**Source text**
>> START

Yes; I would like to see the objects move between the systems, actually,
which is why I was talking about a vnode-as-fd based kernel file I/O
subsystem with Mike the other day.


> I for one find fiddling with the bootstrap a hair raising experience.
> I have some bad memories from the 386bsd days with bootstraps and
> disklabels.  Shudder.

Well, this is an issue for "device arrival" events (implied on a
"probe true" for a physical device) which are handled by a device
mapping layer handler.  Used in conjunction with a devfs, this would
"magically" solve all the partition and diskslice and ... problems.

I've discussed this before, but in case it wasn't obvious how the
algorithm could work, here's a 50,000 foo view of the idea:


	probe()
	{
		if( found)
			event_send( RAW_DEVICE_ARRIVE, some_real_dev);

		return;
	}


	RAW_DEVICE_ARRIVE( ... dev)

>> END

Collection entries

>> START

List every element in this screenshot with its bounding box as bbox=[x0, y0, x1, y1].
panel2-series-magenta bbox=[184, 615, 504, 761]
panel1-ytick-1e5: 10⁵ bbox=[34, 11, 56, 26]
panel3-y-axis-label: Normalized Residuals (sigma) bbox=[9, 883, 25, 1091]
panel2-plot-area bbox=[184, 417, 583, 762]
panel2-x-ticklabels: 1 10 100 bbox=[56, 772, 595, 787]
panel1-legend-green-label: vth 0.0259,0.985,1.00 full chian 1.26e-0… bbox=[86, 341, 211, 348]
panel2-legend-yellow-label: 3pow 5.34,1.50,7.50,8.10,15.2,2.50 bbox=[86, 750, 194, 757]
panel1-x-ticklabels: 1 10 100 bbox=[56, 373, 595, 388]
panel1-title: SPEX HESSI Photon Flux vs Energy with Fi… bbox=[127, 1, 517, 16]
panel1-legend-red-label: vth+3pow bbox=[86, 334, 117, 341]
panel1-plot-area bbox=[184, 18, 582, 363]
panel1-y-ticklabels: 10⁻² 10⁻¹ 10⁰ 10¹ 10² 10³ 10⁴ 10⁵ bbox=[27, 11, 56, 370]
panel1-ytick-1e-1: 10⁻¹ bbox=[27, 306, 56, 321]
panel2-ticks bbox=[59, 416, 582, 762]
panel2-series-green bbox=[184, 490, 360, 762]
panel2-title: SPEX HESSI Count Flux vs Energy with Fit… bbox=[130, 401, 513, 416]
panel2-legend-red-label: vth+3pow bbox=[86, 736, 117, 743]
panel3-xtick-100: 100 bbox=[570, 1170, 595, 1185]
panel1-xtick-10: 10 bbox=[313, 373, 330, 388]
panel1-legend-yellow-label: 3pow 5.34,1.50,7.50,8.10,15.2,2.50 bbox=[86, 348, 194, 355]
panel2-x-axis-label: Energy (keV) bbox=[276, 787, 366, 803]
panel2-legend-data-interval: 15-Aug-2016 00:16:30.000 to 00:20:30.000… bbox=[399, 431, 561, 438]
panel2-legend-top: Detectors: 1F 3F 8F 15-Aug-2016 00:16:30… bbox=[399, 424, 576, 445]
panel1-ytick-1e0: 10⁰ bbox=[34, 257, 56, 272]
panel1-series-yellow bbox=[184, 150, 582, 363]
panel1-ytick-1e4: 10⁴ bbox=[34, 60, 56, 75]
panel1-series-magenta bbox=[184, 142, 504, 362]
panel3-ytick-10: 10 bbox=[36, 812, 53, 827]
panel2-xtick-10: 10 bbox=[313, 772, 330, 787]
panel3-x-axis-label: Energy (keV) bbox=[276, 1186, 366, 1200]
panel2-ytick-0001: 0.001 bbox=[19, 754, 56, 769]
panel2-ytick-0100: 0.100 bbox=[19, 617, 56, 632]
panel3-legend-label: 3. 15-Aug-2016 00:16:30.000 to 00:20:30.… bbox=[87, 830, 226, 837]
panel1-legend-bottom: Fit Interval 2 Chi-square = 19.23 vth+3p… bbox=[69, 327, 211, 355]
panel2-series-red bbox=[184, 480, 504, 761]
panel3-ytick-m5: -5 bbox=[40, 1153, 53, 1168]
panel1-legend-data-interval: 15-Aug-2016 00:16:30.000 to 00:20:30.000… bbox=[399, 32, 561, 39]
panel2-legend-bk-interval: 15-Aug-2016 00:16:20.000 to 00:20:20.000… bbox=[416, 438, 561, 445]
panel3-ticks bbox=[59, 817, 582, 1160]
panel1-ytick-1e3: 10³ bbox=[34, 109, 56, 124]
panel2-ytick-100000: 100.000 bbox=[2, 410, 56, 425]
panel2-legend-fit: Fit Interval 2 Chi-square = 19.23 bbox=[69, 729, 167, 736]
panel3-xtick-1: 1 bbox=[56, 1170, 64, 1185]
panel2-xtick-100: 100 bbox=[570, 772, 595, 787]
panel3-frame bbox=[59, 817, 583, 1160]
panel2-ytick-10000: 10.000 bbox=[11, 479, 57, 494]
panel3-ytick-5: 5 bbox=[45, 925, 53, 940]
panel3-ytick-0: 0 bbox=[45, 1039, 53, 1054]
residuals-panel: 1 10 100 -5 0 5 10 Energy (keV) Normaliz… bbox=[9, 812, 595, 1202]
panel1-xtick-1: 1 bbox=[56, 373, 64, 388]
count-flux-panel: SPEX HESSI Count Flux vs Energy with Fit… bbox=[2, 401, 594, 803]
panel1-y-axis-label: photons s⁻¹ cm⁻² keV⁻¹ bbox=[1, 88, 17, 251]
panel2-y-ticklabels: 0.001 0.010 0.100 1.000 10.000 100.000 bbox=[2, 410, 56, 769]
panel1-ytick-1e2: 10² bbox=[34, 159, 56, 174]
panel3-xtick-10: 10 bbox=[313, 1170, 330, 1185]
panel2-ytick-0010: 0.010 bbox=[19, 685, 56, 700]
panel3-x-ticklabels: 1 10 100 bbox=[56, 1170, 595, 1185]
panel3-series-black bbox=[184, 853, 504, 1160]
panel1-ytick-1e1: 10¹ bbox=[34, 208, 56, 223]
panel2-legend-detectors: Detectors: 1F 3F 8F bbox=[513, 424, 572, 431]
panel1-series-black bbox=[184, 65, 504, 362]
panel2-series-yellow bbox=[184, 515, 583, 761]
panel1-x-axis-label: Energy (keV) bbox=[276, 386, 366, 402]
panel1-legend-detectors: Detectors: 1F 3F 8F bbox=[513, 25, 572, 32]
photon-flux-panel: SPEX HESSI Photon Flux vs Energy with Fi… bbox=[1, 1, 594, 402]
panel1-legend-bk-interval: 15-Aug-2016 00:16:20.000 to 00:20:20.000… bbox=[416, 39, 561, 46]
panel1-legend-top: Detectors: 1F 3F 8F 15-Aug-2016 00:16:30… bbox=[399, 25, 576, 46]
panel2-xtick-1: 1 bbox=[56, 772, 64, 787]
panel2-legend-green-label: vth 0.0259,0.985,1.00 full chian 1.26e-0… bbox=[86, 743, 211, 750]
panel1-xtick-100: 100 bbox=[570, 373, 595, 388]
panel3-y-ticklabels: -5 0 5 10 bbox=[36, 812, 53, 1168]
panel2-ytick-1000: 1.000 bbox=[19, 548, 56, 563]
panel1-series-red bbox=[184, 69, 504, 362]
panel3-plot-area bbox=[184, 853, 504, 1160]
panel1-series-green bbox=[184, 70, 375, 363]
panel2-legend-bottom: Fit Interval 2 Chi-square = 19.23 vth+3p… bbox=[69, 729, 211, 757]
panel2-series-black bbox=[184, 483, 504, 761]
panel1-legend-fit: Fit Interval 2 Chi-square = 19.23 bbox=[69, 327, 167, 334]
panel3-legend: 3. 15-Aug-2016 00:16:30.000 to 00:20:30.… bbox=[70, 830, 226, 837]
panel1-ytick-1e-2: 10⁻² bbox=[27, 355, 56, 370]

>> END
>> START

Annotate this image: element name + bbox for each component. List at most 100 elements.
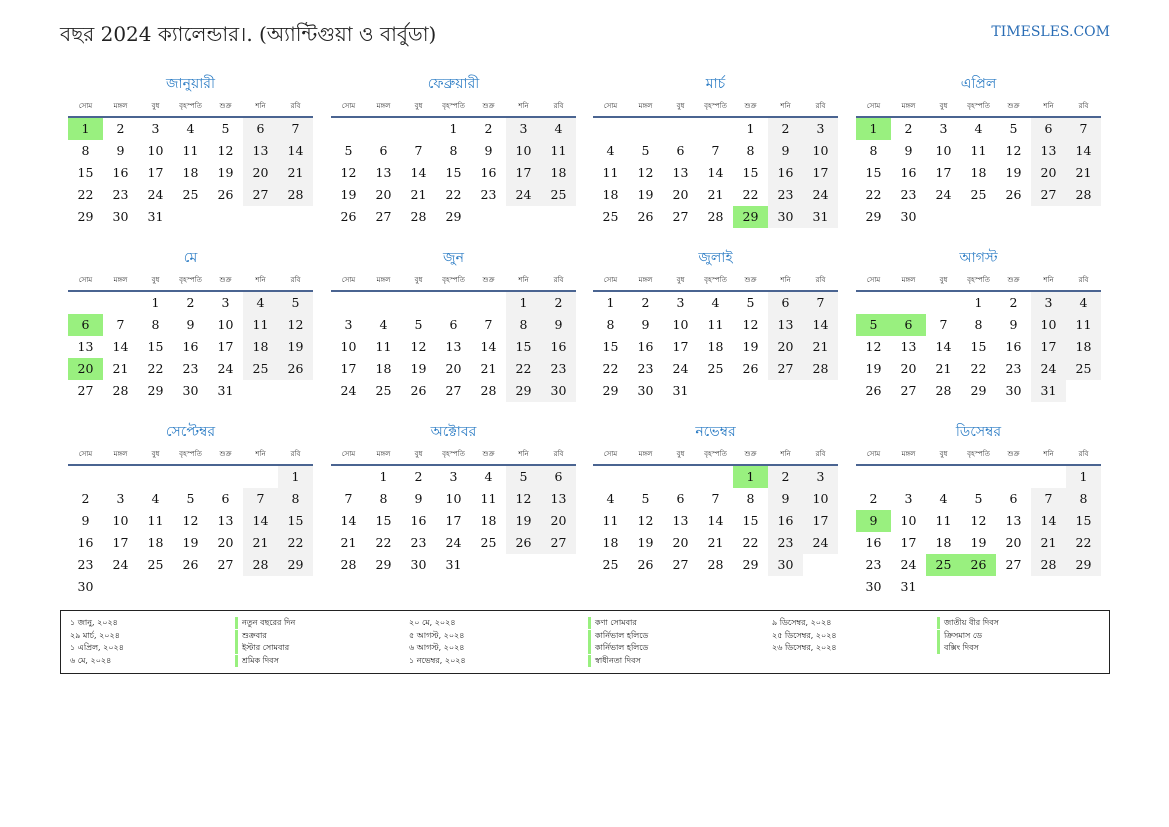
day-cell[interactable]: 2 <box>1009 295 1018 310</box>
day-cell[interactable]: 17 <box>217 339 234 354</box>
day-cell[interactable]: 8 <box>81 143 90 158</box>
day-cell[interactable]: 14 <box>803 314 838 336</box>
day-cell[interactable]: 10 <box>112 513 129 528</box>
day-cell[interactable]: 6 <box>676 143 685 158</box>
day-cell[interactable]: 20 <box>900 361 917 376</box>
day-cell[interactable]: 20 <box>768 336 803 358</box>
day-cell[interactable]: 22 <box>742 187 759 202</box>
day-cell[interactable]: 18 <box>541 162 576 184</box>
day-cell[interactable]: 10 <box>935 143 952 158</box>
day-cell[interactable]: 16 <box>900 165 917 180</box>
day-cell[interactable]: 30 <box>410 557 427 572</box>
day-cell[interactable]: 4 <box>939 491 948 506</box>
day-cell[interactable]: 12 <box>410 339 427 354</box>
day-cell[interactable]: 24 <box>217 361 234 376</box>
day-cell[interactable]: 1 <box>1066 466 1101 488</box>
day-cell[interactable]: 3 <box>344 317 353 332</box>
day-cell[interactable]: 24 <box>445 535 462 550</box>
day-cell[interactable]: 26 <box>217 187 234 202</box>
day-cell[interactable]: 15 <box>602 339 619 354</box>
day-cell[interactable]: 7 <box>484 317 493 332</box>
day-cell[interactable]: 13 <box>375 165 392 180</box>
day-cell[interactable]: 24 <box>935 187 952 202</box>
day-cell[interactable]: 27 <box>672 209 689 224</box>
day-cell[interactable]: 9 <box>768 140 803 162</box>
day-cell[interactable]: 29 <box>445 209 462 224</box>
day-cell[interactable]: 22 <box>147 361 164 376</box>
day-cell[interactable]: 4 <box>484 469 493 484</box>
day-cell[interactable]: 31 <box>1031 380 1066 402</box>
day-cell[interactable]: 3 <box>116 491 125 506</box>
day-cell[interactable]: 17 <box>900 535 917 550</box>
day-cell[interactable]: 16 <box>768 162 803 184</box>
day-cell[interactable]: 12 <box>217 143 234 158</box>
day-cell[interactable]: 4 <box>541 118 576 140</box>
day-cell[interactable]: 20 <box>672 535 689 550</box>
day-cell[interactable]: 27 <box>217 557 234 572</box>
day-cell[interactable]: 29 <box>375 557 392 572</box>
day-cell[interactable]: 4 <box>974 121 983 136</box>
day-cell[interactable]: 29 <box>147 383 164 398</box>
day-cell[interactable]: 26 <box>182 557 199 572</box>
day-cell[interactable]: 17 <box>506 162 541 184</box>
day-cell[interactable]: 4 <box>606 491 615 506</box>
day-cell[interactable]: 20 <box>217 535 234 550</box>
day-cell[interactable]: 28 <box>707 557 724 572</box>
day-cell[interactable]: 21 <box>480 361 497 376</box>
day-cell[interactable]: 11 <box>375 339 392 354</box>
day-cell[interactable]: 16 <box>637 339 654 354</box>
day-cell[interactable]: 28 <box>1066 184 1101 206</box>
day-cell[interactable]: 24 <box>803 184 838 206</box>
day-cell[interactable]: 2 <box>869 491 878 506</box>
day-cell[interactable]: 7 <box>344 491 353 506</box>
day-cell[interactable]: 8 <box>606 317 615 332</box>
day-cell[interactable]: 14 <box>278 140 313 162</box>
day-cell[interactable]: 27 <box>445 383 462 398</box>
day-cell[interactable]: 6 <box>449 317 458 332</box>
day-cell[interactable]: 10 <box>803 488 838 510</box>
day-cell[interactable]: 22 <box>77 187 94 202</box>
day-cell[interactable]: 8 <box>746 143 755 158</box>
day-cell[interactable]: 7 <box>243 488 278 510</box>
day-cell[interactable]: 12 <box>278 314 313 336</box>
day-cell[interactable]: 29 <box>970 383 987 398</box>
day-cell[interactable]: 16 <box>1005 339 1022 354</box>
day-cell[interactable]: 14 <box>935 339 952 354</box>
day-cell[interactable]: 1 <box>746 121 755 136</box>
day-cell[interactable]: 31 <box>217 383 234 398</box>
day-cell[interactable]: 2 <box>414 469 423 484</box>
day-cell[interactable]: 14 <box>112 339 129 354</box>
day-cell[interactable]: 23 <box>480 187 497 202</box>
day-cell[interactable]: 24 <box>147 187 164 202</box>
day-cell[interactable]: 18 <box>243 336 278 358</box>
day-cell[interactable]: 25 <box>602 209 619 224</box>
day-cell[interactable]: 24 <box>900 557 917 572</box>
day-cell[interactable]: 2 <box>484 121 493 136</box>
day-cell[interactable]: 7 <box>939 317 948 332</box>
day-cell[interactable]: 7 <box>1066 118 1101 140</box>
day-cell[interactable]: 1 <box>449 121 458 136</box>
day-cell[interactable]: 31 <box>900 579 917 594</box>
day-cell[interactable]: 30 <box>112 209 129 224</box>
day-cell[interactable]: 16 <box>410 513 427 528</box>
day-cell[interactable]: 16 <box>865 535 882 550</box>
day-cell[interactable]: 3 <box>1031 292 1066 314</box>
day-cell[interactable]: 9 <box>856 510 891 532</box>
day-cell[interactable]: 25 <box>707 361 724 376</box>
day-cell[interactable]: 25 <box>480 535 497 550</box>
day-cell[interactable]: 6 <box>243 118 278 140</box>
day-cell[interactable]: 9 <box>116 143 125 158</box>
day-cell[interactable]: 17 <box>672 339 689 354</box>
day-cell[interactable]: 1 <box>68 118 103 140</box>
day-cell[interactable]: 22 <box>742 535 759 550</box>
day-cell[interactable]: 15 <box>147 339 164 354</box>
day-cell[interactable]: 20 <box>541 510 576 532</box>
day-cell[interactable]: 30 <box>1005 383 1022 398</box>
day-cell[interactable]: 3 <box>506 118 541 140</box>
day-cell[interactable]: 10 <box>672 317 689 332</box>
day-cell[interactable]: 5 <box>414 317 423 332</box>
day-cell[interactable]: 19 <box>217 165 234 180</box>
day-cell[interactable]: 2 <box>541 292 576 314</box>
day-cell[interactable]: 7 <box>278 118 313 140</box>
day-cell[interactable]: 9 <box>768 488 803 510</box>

>> END

**Jobs**
[1] Reproduce the passage of the excerpt on device arrival events that opens with the words containing "Well, this is" and closes with "and ... problems.".
[2] In the first block of rows, write out the part that opens with the line containing "List every element" and closes with the line containing "panel1-y-ticklabels: 10⁻² 10⁻¹", with both of those lines included.

**Responses**
[1]
Well, this is an issue for "device arrival" events (implied on a
"probe true" for a physical device) which are handled by a device
mapping layer handler.  Used in conjunction with a devfs, this would
"magically" solve all the partition and diskslice and ... problems.

[2]
List every element in this screenshot with its bounding box as bbox=[x0, y0, x1, y1].
panel2-series-magenta bbox=[184, 615, 504, 761]
panel1-ytick-1e5: 10⁵ bbox=[34, 11, 56, 26]
panel3-y-axis-label: Normalized Residuals (sigma) bbox=[9, 883, 25, 1091]
panel2-plot-area bbox=[184, 417, 583, 762]
panel2-x-ticklabels: 1 10 100 bbox=[56, 772, 595, 787]
panel1-legend-green-label: vth 0.0259,0.985,1.00 full chian 1.26e-0… bbox=[86, 341, 211, 348]
panel2-legend-yellow-label: 3pow 5.34,1.50,7.50,8.10,15.2,2.50 bbox=[86, 750, 194, 757]
panel1-x-ticklabels: 1 10 100 bbox=[56, 373, 595, 388]
panel1-title: SPEX HESSI Photon Flux vs Energy with Fi… bbox=[127, 1, 517, 16]
panel1-legend-red-label: vth+3pow bbox=[86, 334, 117, 341]
panel1-plot-area bbox=[184, 18, 582, 363]
panel1-y-ticklabels: 10⁻² 10⁻¹ 10⁰ 10¹ 10² 10³ 10⁴ 10⁵ bbox=[27, 11, 56, 370]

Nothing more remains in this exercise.